**Directions for this task**
Reproduce the material word for word; the images stay out.

**Records to process**
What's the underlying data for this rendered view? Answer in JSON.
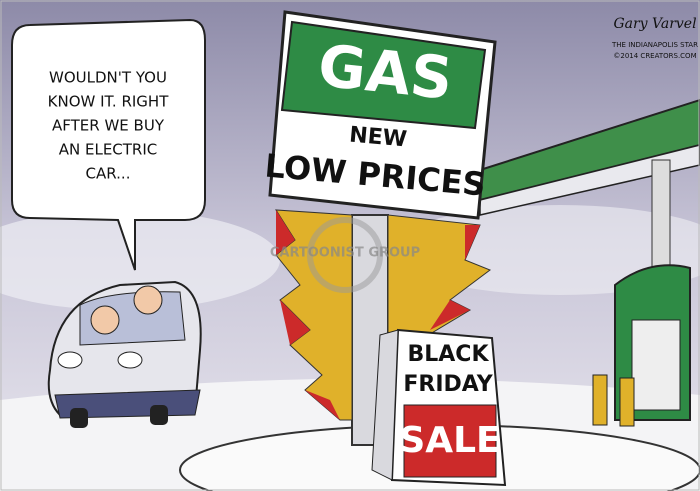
{
  "speech_bubble": {
    "lines": [
      "WOULDN'T YOU",
      "KNOW IT. RIGHT",
      "AFTER WE BUY",
      "AN ELECTRIC",
      "CAR..."
    ]
  },
  "gas_sign": {
    "title": "GAS",
    "line1": "NEW",
    "line2": "LOW PRICES"
  },
  "sale_sign": {
    "line1": "BLACK",
    "line2": "FRIDAY",
    "line3": "SALE"
  },
  "signature": {
    "name": "Gary Varvel",
    "credit1": "THE INDIANAPOLIS STAR",
    "credit2": "©2014 CREATORS.COM"
  },
  "watermark": "CARTOONIST GROUP"
}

**Task response**
What's the underlying data for this rendered view? Answer in JSON.
{
  "speech_bubble": {
    "lines": [
      "WOULDN'T YOU",
      "KNOW IT. RIGHT",
      "AFTER WE BUY",
      "AN ELECTRIC",
      "CAR..."
    ]
  },
  "gas_sign": {
    "title": "GAS",
    "line1": "NEW",
    "line2": "LOW PRICES"
  },
  "sale_sign": {
    "line1": "BLACK",
    "line2": "FRIDAY",
    "line3": "SALE"
  },
  "signature": {
    "name": "Gary Varvel",
    "credit1": "THE INDIANAPOLIS STAR",
    "credit2": "©2014 CREATORS.COM"
  },
  "watermark": "CARTOONIST GROUP"
}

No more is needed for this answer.